TASK DESCRIPTION:
Could you repeat, word for word, every line from the one containing "What text is on this page?" through the final line of the records below, and nothing else?

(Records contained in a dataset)
--------

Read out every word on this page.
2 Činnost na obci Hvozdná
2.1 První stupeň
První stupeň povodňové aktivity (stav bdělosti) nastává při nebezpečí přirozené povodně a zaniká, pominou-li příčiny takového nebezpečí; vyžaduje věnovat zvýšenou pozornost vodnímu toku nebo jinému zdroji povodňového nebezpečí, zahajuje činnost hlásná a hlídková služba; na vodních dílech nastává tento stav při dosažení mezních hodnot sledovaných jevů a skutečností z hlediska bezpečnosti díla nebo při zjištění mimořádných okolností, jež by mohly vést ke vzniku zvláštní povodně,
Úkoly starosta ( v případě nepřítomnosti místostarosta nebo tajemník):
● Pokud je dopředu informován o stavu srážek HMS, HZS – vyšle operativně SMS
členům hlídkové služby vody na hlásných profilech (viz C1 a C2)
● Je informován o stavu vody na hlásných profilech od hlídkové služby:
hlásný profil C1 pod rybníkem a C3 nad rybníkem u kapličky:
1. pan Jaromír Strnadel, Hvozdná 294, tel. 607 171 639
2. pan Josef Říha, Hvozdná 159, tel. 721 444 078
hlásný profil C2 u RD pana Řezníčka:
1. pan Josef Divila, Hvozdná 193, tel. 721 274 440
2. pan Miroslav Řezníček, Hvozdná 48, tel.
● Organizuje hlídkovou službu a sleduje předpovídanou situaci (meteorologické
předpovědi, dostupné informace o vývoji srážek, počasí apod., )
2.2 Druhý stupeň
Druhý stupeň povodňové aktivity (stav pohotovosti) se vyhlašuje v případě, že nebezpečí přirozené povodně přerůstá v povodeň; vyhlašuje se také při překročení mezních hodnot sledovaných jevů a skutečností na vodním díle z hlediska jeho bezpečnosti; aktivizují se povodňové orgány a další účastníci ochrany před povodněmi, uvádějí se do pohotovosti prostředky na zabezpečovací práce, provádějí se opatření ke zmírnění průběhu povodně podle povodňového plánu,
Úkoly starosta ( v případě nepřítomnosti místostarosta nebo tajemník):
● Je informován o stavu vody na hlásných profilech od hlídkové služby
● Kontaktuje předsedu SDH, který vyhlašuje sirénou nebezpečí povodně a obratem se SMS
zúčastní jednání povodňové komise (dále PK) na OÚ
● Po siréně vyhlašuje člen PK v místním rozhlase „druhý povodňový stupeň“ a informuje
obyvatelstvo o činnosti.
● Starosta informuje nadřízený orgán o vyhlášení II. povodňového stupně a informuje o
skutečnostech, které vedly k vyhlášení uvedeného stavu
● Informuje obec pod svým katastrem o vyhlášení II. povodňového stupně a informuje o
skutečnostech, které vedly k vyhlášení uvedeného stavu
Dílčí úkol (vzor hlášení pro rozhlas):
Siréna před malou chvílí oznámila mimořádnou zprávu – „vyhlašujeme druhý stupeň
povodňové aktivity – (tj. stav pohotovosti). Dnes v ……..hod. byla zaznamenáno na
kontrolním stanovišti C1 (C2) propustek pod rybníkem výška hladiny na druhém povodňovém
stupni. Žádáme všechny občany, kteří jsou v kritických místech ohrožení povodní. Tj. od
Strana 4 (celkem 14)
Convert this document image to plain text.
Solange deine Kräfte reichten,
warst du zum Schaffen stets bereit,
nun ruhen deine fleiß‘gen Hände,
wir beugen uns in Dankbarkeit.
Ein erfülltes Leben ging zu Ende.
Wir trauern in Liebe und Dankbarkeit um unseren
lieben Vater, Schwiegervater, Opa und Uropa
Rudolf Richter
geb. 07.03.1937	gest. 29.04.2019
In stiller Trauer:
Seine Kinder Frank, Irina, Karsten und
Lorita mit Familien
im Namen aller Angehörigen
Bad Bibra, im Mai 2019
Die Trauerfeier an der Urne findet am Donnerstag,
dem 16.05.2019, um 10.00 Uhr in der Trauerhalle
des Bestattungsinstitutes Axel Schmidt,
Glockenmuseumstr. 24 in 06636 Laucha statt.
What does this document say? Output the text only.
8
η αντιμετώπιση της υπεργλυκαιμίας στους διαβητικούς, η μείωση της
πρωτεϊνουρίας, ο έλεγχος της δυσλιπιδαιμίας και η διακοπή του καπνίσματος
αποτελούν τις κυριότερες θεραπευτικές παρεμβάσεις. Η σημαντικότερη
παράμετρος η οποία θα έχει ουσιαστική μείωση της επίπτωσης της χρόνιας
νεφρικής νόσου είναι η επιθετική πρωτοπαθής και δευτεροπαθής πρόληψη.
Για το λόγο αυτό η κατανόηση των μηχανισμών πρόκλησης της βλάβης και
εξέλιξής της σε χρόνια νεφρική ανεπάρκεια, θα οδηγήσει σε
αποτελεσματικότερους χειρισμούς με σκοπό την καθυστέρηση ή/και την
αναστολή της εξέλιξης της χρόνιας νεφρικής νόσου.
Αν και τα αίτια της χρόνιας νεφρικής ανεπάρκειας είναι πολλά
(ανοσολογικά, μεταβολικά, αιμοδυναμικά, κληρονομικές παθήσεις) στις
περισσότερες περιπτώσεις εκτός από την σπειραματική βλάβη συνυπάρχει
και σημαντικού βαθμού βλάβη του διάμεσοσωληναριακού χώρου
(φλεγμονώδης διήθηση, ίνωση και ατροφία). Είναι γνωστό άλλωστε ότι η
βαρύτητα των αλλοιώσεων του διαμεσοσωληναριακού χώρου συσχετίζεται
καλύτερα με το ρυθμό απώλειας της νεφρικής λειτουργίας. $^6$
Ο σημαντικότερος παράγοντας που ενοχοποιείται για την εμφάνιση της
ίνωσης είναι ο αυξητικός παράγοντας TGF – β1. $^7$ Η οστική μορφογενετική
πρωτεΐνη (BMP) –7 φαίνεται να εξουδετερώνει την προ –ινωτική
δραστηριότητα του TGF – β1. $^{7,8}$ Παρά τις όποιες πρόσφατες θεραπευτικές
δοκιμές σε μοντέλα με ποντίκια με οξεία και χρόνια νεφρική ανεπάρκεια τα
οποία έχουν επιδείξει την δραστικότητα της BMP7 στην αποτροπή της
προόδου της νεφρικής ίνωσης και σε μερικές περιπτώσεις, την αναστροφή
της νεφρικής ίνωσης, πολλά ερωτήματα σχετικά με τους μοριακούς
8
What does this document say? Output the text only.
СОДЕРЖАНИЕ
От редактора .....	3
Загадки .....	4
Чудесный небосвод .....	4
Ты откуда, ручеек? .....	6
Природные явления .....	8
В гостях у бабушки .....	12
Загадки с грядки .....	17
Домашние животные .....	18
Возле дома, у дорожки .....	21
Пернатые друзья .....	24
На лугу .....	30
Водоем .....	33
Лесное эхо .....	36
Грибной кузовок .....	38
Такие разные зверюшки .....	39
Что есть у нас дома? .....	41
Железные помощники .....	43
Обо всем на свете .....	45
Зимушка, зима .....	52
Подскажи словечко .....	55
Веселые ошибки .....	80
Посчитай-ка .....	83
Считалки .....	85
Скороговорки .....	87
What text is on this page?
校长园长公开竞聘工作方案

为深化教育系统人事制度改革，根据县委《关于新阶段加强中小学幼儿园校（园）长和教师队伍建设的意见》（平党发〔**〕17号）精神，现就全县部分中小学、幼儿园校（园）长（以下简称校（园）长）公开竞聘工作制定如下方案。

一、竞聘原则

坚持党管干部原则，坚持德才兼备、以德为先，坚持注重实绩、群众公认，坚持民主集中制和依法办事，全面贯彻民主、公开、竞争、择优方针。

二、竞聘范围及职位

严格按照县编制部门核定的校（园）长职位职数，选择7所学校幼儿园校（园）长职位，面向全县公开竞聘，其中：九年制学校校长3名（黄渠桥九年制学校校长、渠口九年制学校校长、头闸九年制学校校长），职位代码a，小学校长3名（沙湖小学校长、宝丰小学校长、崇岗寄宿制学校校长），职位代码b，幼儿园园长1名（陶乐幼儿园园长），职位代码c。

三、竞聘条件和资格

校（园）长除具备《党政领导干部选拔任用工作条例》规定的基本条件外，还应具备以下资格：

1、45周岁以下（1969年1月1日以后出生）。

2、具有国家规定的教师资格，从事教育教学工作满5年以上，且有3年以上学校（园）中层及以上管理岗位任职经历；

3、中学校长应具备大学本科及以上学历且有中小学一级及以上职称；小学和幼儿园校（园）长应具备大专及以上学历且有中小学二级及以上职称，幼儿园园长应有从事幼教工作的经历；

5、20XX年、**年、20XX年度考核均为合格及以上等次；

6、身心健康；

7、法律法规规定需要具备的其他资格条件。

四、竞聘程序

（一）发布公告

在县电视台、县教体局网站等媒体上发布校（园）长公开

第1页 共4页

--------

SOLVED PROBLEM:
What text is on this page?
校长园长公开竞聘工作方案

为深化教育系统人事制度改革，根据县委《关于新阶段加强中小学幼儿园校（园）长和教师队伍建设的意见》（平党发〔**〕17号）精神，现就全县部分中小学、幼儿园校（园）长（以下简称校（园）长）公开竞聘工作制定如下方案。

一、竞聘原则

坚持党管干部原则，坚持德才兼备、以德为先，坚持注重实绩、群众公认，坚持民主集中制和依法办事，全面贯彻民主、公开、竞争、择优方针。

二、竞聘范围及职位

严格按照县编制部门核定的校（园）长职位职数，选择7所学校幼儿园校（园）长职位，面向全县公开竞聘，其中：九年制学校校长3名（黄渠桥九年制学校校长、渠口九年制学校校长、头闸九年制学校校长），职位代码a，小学校长3名（沙湖小学校长、宝丰小学校长、崇岗寄宿制学校校长），职位代码b，幼儿园园长1名（陶乐幼儿园园长），职位代码c。

三、竞聘条件和资格

校（园）长除具备《党政领导干部选拔任用工作条例》规定的基本条件外，还应具备以下资格：

1、45周岁以下（1969年1月1日以后出生）。

2、具有国家规定的教师资格，从事教育教学工作满5年以上，且有3年以上学校（园）中层及以上管理岗位任职经历；

3、中学校长应具备大学本科及以上学历且有中小学一级及以上职称；小学和幼儿园校（园）长应具备大专及以上学历且有中小学二级及以上职称，幼儿园园长应有从事幼教工作的经历；

5、20XX年、**年、20XX年度考核均为合格及以上等次；

6、身心健康；

7、法律法规规定需要具备的其他资格条件。

四、竞聘程序

（一）发布公告

在县电视台、县教体局网站等媒体上发布校（园）长公开

第1页 共4页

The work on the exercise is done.